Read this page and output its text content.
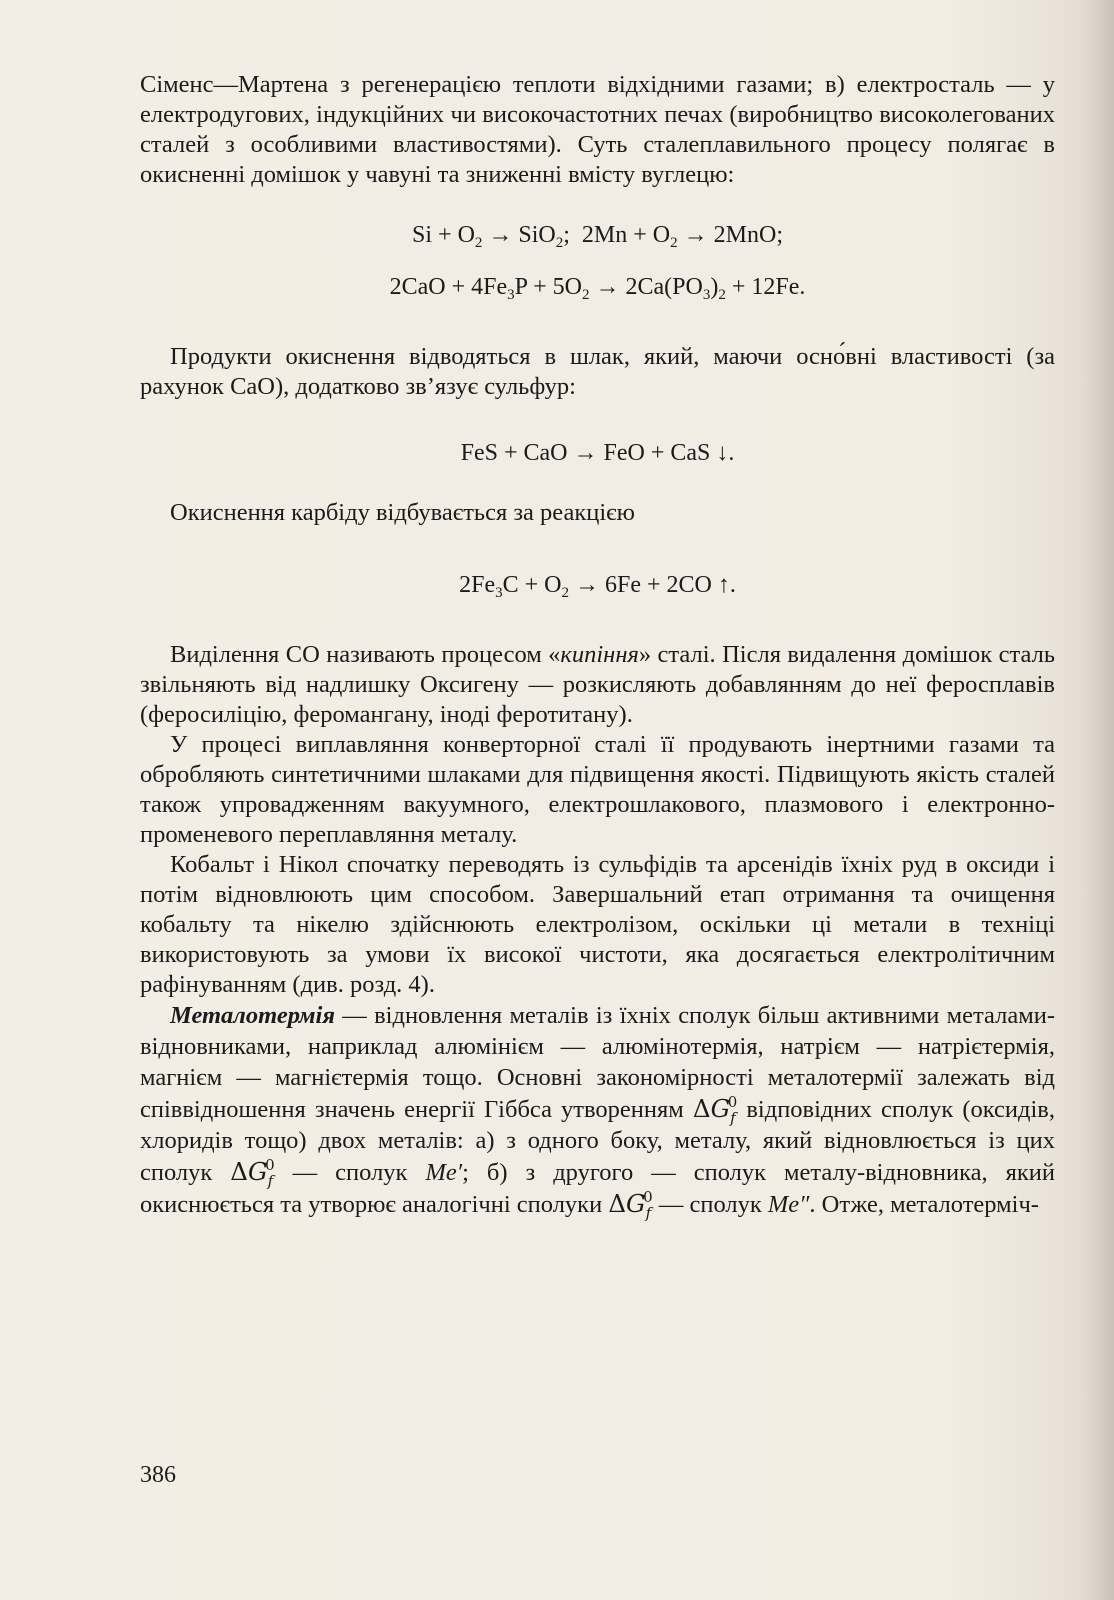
Сіменс—Мартена з регенерацією теплоти відхідними газами; в) електросталь — у електродугових, індукційних чи високочастотних печах (виробництво високолегованих сталей з особливими властивостями). Суть сталеплавильного процесу полягає в окисненні домішок у чавуні та зниженні вмісту вуглецю:

$Si + O_2 \to SiO_2$;  $2Mn + O_2 \to 2MnO$;
$2CaO + 4Fe_3P + 5O_2 \to 2Ca(PO_3)_2 + 12Fe$.

Продукти окиснення відводяться в шлак, який, маючи осно́вні властивості (за рахунок CaO), додатково зв’язує сульфур:

FeS + CaO → FeO + CaS ↓.

Окиснення карбіду відбувається за реакцією

$2Fe_3C + O_2 \to 6Fe + 2CO$ ↑.

Виділення CO називають процесом «кипіння» сталі. Після видалення домішок сталь звільняють від надлишку Оксигену — розкисляють добавлянням до неї феросплавів (феросиліцію, феромангану, іноді феротитану).

У процесі виплавляння конверторної сталі її продувають інертними газами та обробляють синтетичними шлаками для підвищення якості. Підвищують якість сталей також упровадженням вакуумного, електрошлакового, плазмового і електронно-променевого переплавляння металу.

Кобальт і Нікол спочатку переводять із сульфідів та арсенідів їхніх руд в оксиди і потім відновлюють цим способом. Завершальний етап отримання та очищення кобальту та нікелю здійснюють електролізом, оскільки ці метали в техніці використовують за умови їх високої чистоти, яка досягається електролітичним рафінуванням (див. розд. 4).

Металотермія — відновлення металів із їхніх сполук більш активними металами-відновниками, наприклад алюмінієм — алюмінотермія, натрієм — натрієтермія, магнієм — магнієтермія тощо. Основні закономірності металотермії залежать від співвідношення значень енергії Гіббса утворенням $\Delta G_f^0$ відповідних сполук (оксидів, хлоридів тощо) двох металів: а) з одного боку, металу, який відновлюється із цих сполук $\Delta G_f^0$ — сполук Me′; б) з другого — сполук металу-відновника, який окиснюється та утворює аналогічні сполуки $\Delta G_f^0$ — сполук Me″. Отже, металотерміч-

386
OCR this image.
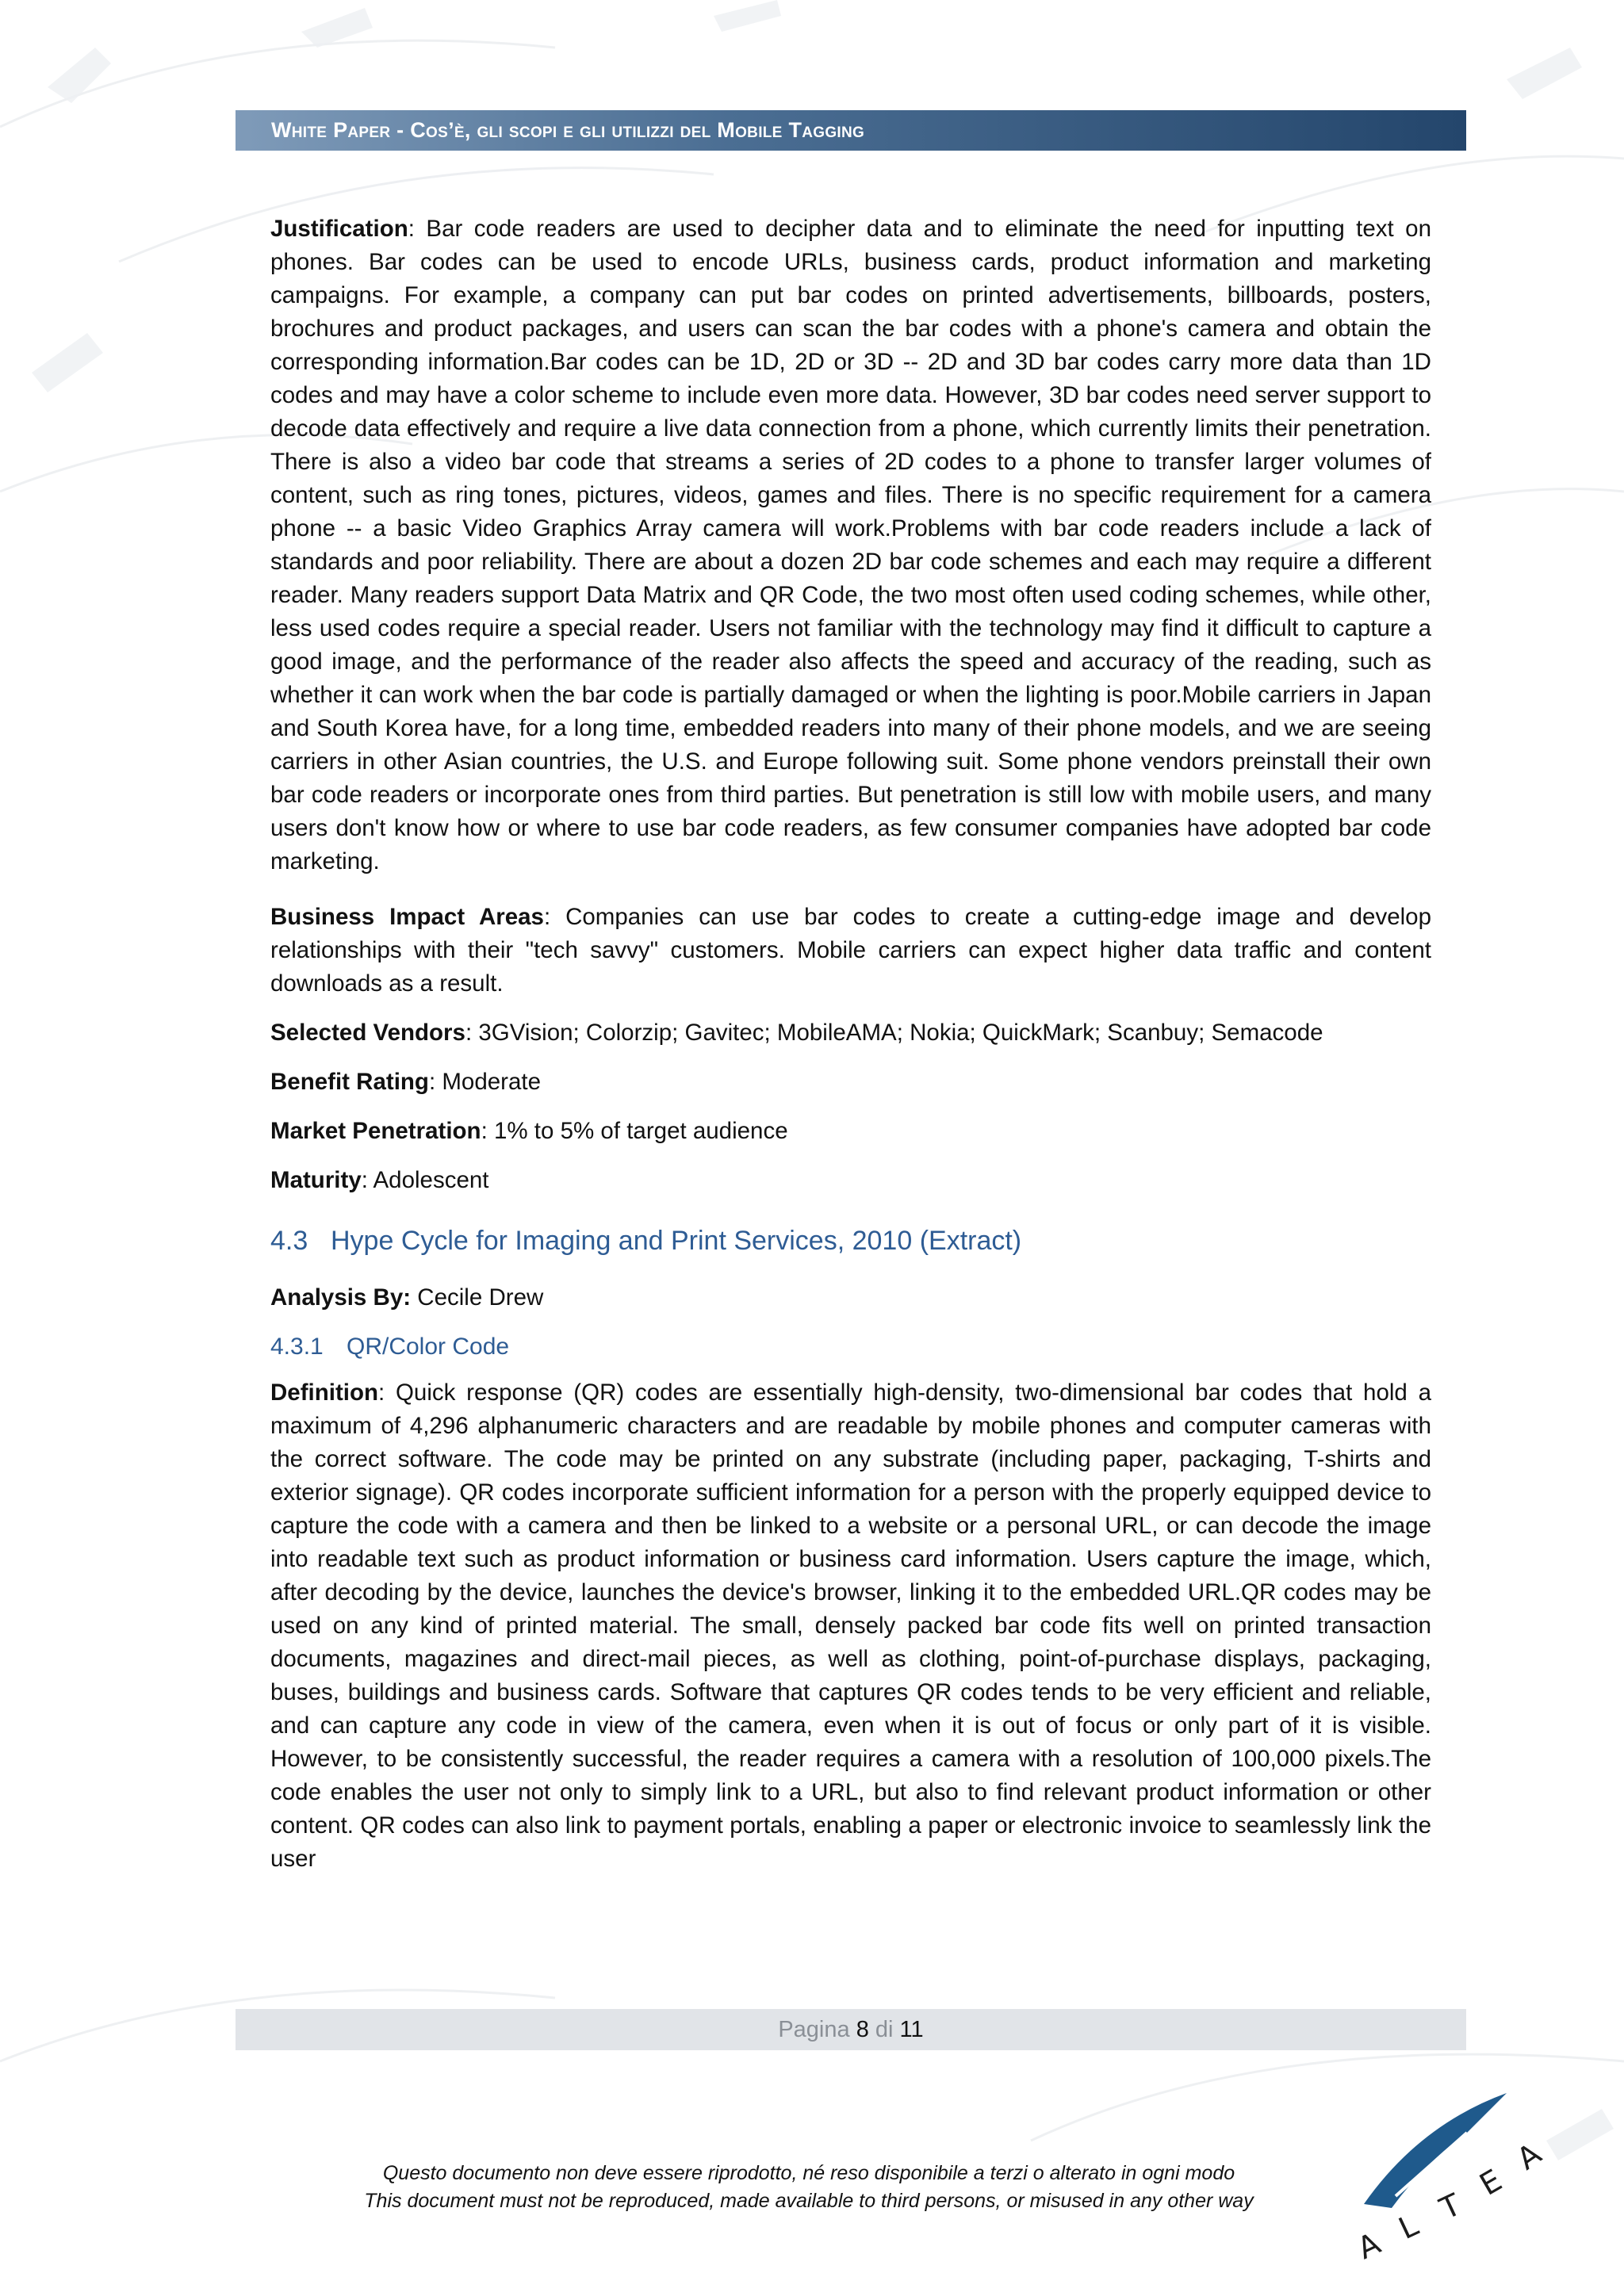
White Paper - Cos’è, gli scopi e gli utilizzi del Mobile Tagging

Justification: Bar code readers are used to decipher data and to eliminate the need for inputting text on phones. Bar codes can be used to encode URLs, business cards, product information and marketing campaigns. For example, a company can put bar codes on printed advertisements, billboards, posters, brochures and product packages, and users can scan the bar codes with a phone's camera and obtain the corresponding information.Bar codes can be 1D, 2D or 3D -- 2D and 3D bar codes carry more data than 1D codes and may have a color scheme to include even more data. However, 3D bar codes need server support to decode data effectively and require a live data connection from a phone, which currently limits their penetration. There is also a video bar code that streams a series of 2D codes to a phone to transfer larger volumes of content, such as ring tones, pictures, videos, games and files. There is no specific requirement for a camera phone -- a basic Video Graphics Array camera will work.Problems with bar code readers include a lack of standards and poor reliability. There are about a dozen 2D bar code schemes and each may require a different reader. Many readers support Data Matrix and QR Code, the two most often used coding schemes, while other, less used codes require a special reader. Users not familiar with the technology may find it difficult to capture a good image, and the performance of the reader also affects the speed and accuracy of the reading, such as whether it can work when the bar code is partially damaged or when the lighting is poor.Mobile carriers in Japan and South Korea have, for a long time, embedded readers into many of their phone models, and we are seeing carriers in other Asian countries, the U.S. and Europe following suit. Some phone vendors preinstall their own bar code readers or incorporate ones from third parties. But penetration is still low with mobile users, and many users don't know how or where to use bar code readers, as few consumer companies have adopted bar code marketing.

Business Impact Areas: Companies can use bar codes to create a cutting-edge image and develop relationships with their "tech savvy" customers. Mobile carriers can expect higher data traffic and content downloads as a result.

Selected Vendors: 3GVision; Colorzip; Gavitec; MobileAMA; Nokia; QuickMark; Scanbuy; Semacode

Benefit Rating: Moderate

Market Penetration: 1% to 5% of target audience

Maturity: Adolescent

4.3 Hype Cycle for Imaging and Print Services, 2010 (Extract)

Analysis By: Cecile Drew

4.3.1 QR/Color Code

Definition: Quick response (QR) codes are essentially high-density, two-dimensional bar codes that hold a maximum of 4,296 alphanumeric characters and are readable by mobile phones and computer cameras with the correct software. The code may be printed on any substrate (including paper, packaging, T-shirts and exterior signage). QR codes incorporate sufficient information for a person with the properly equipped device to capture the code with a camera and then be linked to a website or a personal URL, or can decode the image into readable text such as product information or business card information. Users capture the image, which, after decoding by the device, launches the device's browser, linking it to the embedded URL.QR codes may be used on any kind of printed material. The small, densely packed bar code fits well on printed transaction documents, magazines and direct-mail pieces, as well as clothing, point-of-purchase displays, packaging, buses, buildings and business cards. Software that captures QR codes tends to be very efficient and reliable, and can capture any code in view of the camera, even when it is out of focus or only part of it is visible. However, to be consistently successful, the reader requires a camera with a resolution of 100,000 pixels.The code enables the user not only to simply link to a URL, but also to find relevant product information or other content. QR codes can also link to payment portals, enabling a paper or electronic invoice to seamlessly link the user

Pagina
8
di
11
Questo documento non deve essere riprodotto, né reso disponibile a terzi o alterato in ogni modo
This document must not be reproduced, made available to third persons, or misused in any other way
A L
T
E
A
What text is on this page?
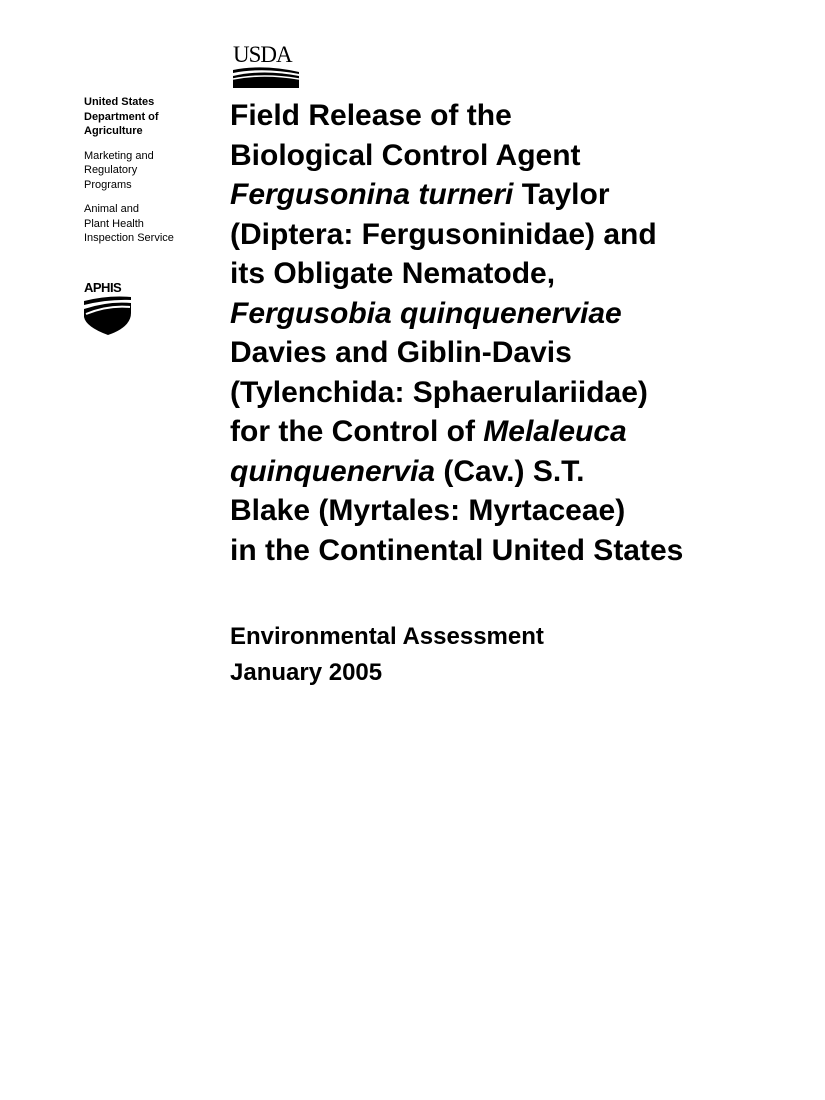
USDA
United States
Department of
Agriculture
Marketing and
Regulatory
Programs
Animal and
Plant Health
Inspection Service
APHIS
Field Release of the
Biological Control Agent
Fergusonina turneri Taylor
(Diptera: Fergusoninidae) and
its Obligate Nematode,
Fergusobia quinquenerviae
Davies and Giblin-Davis
(Tylenchida: Sphaerulariidae)
for the Control of Melaleuca
quinquenervia (Cav.) S.T.
Blake (Myrtales: Myrtaceae)
in the Continental United States
Environmental Assessment
January 2005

**TASK GOAL:** Print each entry shown above with exact wording and no pictures.

**EXERCISE RESULT:**
Read this page and output its text content.
Сіменс—Мартена з регенерацією теплоти відхідними газами; в) електросталь — у електродугових, індукційних чи високочастотних печах (виробництво високолегованих сталей з особливими властивостями). Суть сталеплавильного процесу полягає в окисненні домішок у чавуні та зниженні вмісту вуглецю:

$Si + O_2 \to SiO_2$;  $2Mn + O_2 \to 2MnO$;
$2CaO + 4Fe_3P + 5O_2 \to 2Ca(PO_3)_2 + 12Fe$.

Продукти окиснення відводяться в шлак, який, маючи осно́вні властивості (за рахунок CaO), додатково зв’язує сульфур:

FeS + CaO → FeO + CaS ↓.

Окиснення карбіду відбувається за реакцією

$2Fe_3C + O_2 \to 6Fe + 2CO$ ↑.

Виділення CO називають процесом «кипіння» сталі. Після видалення домішок сталь звільняють від надлишку Оксигену — розкисляють добавлянням до неї феросплавів (феросиліцію, феромангану, іноді феротитану).

У процесі виплавляння конверторної сталі її продувають інертними газами та обробляють синтетичними шлаками для підвищення якості. Підвищують якість сталей також упровадженням вакуумного, електрошлакового, плазмового і електронно-променевого переплавляння металу.

Кобальт і Нікол спочатку переводять із сульфідів та арсенідів їхніх руд в оксиди і потім відновлюють цим способом. Завершальний етап отримання та очищення кобальту та нікелю здійснюють електролізом, оскільки ці метали в техніці використовують за умови їх високої чистоти, яка досягається електролітичним рафінуванням (див. розд. 4).

Металотермія — відновлення металів із їхніх сполук більш активними металами-відновниками, наприклад алюмінієм — алюмінотермія, натрієм — натрієтермія, магнієм — магнієтермія тощо. Основні закономірності металотермії залежать від співвідношення значень енергії Гіббса утворенням $\Delta G_f^0$ відповідних сполук (оксидів, хлоридів тощо) двох металів: а) з одного боку, металу, який відновлюється із цих сполук $\Delta G_f^0$ — сполук Me′; б) з другого — сполук металу-відновника, який окиснюється та утворює аналогічні сполуки $\Delta G_f^0$ — сполук Me″. Отже, металотерміч-

386
OCR this image.
White Paper - Cos’è, gli scopi e gli utilizzi del Mobile Tagging

Justification: Bar code readers are used to decipher data and to eliminate the need for inputting text on phones. Bar codes can be used to encode URLs, business cards, product information and marketing campaigns. For example, a company can put bar codes on printed advertisements, billboards, posters, brochures and product packages, and users can scan the bar codes with a phone's camera and obtain the corresponding information.Bar codes can be 1D, 2D or 3D -- 2D and 3D bar codes carry more data than 1D codes and may have a color scheme to include even more data. However, 3D bar codes need server support to decode data effectively and require a live data connection from a phone, which currently limits their penetration. There is also a video bar code that streams a series of 2D codes to a phone to transfer larger volumes of content, such as ring tones, pictures, videos, games and files. There is no specific requirement for a camera phone -- a basic Video Graphics Array camera will work.Problems with bar code readers include a lack of standards and poor reliability. There are about a dozen 2D bar code schemes and each may require a different reader. Many readers support Data Matrix and QR Code, the two most often used coding schemes, while other, less used codes require a special reader. Users not familiar with the technology may find it difficult to capture a good image, and the performance of the reader also affects the speed and accuracy of the reading, such as whether it can work when the bar code is partially damaged or when the lighting is poor.Mobile carriers in Japan and South Korea have, for a long time, embedded readers into many of their phone models, and we are seeing carriers in other Asian countries, the U.S. and Europe following suit. Some phone vendors preinstall their own bar code readers or incorporate ones from third parties. But penetration is still low with mobile users, and many users don't know how or where to use bar code readers, as few consumer companies have adopted bar code marketing.

Business Impact Areas: Companies can use bar codes to create a cutting-edge image and develop relationships with their "tech savvy" customers. Mobile carriers can expect higher data traffic and content downloads as a result.

Selected Vendors: 3GVision; Colorzip; Gavitec; MobileAMA; Nokia; QuickMark; Scanbuy; Semacode

Benefit Rating: Moderate

Market Penetration: 1% to 5% of target audience

Maturity: Adolescent

4.3 Hype Cycle for Imaging and Print Services, 2010 (Extract)

Analysis By: Cecile Drew

4.3.1 QR/Color Code

Definition: Quick response (QR) codes are essentially high-density, two-dimensional bar codes that hold a maximum of 4,296 alphanumeric characters and are readable by mobile phones and computer cameras with the correct software. The code may be printed on any substrate (including paper, packaging, T-shirts and exterior signage). QR codes incorporate sufficient information for a person with the properly equipped device to capture the code with a camera and then be linked to a website or a personal URL, or can decode the image into readable text such as product information or business card information. Users capture the image, which, after decoding by the device, launches the device's browser, linking it to the embedded URL.QR codes may be used on any kind of printed material. The small, densely packed bar code fits well on printed transaction documents, magazines and direct-mail pieces, as well as clothing, point-of-purchase displays, packaging, buses, buildings and business cards. Software that captures QR codes tends to be very efficient and reliable, and can capture any code in view of the camera, even when it is out of focus or only part of it is visible. However, to be consistently successful, the reader requires a camera with a resolution of 100,000 pixels.The code enables the user not only to simply link to a URL, but also to find relevant product information or other content. QR codes can also link to payment portals, enabling a paper or electronic invoice to seamlessly link the user

Pagina
8
di
11
Questo documento non deve essere riprodotto, né reso disponibile a terzi o alterato in ogni modo
This document must not be reproduced, made available to third persons, or misused in any other way
A L
T
E
A
What text is on this page?
USDA
United States
Department of
Agriculture
Marketing and
Regulatory
Programs
Animal and
Plant Health
Inspection Service
APHIS
Field Release of the
Biological Control Agent
Fergusonina turneri Taylor
(Diptera: Fergusoninidae) and
its Obligate Nematode,
Fergusobia quinquenerviae
Davies and Giblin-Davis
(Tylenchida: Sphaerulariidae)
for the Control of Melaleuca
quinquenervia (Cav.) S.T.
Blake (Myrtales: Myrtaceae)
in the Continental United States
Environmental Assessment
January 2005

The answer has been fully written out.